== MATERIAL TO PROCESS ==
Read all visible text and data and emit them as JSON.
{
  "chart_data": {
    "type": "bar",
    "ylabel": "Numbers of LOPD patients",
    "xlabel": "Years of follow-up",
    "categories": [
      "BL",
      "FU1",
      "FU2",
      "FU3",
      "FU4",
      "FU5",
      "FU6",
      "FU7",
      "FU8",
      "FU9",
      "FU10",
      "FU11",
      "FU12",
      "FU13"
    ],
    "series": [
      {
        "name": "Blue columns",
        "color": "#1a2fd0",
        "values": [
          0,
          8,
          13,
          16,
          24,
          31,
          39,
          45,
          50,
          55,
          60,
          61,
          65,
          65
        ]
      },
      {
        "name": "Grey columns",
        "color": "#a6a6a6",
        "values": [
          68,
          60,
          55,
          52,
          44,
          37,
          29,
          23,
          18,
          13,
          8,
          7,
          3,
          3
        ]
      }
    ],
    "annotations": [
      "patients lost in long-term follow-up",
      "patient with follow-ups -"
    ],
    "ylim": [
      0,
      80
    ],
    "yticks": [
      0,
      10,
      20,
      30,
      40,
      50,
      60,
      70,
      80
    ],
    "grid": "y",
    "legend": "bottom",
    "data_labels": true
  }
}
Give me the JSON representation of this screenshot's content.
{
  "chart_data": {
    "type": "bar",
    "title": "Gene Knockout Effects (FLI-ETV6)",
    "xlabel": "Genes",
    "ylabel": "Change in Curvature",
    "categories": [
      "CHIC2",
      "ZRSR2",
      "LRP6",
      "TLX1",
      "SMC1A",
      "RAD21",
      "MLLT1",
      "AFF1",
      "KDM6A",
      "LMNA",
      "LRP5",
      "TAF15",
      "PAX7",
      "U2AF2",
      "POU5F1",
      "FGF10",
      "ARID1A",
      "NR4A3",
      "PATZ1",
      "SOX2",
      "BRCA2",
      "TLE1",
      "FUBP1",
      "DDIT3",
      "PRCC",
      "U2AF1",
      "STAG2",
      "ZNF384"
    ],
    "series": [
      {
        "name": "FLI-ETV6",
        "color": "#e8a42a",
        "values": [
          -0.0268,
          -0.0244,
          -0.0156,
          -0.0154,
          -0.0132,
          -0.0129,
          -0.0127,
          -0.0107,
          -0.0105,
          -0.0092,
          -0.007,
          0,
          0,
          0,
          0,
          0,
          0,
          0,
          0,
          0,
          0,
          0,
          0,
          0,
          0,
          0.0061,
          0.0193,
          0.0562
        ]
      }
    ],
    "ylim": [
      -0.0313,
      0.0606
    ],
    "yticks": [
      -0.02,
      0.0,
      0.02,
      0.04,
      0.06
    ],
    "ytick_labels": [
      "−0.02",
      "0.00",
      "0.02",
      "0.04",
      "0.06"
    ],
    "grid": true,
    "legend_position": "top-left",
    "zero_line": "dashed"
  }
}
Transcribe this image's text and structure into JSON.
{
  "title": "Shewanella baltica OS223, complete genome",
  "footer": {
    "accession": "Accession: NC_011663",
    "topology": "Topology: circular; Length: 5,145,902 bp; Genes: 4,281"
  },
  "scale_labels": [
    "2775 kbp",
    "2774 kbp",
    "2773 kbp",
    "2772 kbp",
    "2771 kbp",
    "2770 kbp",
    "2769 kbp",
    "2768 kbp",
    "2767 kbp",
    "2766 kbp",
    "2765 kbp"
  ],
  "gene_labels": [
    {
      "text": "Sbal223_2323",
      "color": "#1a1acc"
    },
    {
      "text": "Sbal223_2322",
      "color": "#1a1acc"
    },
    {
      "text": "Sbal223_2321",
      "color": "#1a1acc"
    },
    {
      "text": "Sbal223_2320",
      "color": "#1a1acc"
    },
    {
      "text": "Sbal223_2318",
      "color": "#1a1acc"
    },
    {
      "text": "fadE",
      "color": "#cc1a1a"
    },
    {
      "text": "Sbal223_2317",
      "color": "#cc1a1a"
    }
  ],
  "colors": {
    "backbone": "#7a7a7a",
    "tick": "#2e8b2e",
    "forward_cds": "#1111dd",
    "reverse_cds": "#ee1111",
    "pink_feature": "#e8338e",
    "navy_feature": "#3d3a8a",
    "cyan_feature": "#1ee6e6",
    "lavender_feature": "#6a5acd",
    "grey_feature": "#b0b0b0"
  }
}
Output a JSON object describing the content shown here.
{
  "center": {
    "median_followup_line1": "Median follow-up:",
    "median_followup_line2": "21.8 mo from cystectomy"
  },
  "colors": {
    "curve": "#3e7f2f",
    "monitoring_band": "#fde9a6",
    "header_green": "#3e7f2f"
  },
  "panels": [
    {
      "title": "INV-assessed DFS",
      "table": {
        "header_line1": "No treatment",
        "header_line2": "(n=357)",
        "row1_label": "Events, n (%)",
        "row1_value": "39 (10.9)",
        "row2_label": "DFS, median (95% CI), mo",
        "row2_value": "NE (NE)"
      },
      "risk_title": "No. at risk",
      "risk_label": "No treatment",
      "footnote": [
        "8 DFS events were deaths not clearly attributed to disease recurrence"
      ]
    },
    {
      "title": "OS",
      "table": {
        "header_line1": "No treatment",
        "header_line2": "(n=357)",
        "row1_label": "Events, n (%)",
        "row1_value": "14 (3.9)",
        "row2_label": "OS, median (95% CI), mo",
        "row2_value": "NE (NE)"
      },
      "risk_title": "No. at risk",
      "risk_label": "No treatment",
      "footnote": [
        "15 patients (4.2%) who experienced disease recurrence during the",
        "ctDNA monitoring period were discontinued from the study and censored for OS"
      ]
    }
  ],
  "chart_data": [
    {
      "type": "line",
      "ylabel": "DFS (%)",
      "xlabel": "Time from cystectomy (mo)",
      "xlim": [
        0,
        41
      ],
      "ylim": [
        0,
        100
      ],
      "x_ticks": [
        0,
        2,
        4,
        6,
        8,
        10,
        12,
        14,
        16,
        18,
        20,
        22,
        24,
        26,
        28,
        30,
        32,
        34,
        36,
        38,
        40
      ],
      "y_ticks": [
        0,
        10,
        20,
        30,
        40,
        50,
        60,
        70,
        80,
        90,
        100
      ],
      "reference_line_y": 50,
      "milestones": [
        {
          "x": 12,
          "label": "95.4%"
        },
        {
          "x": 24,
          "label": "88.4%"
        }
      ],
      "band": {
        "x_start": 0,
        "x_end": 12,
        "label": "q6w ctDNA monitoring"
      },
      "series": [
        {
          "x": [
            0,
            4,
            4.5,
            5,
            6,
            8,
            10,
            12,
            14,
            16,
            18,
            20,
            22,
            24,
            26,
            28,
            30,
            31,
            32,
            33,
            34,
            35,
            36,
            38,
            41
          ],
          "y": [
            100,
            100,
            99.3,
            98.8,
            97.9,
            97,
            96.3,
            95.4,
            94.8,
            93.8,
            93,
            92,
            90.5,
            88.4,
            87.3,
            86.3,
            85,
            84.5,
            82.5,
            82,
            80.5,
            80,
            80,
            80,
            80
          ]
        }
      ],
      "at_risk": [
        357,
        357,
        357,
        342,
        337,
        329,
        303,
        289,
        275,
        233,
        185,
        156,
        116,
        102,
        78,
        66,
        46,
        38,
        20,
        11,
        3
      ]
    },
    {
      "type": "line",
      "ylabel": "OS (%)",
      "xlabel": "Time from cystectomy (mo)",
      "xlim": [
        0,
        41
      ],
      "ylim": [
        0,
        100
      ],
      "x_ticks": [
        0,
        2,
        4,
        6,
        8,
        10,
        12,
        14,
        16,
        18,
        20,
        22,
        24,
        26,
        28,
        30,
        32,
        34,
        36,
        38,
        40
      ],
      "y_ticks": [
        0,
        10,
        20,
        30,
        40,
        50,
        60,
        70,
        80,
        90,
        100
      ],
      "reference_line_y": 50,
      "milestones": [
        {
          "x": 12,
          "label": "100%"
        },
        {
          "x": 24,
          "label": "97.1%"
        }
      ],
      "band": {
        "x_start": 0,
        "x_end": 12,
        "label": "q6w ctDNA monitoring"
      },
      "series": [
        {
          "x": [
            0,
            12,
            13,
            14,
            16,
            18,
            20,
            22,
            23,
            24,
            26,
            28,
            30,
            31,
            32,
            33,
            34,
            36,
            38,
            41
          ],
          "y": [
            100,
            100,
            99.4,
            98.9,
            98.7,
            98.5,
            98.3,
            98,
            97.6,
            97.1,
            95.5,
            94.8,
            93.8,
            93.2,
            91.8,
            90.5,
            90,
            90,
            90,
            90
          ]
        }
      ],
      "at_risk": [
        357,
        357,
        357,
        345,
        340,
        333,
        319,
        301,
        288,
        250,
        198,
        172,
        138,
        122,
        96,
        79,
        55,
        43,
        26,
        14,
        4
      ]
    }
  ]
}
===
» ABOUT THIS TASK: Filter the entries and copy each line with "from".

» RESPONSE AREA:
    "median_followup_line2": "21.8 mo from cystectomy"
        "ctDNA monitoring period were discontinued from the study and censored for OS"
      "xlabel": "Time from cystectomy (mo)",
      "xlabel": "Time from cystectomy (mo)",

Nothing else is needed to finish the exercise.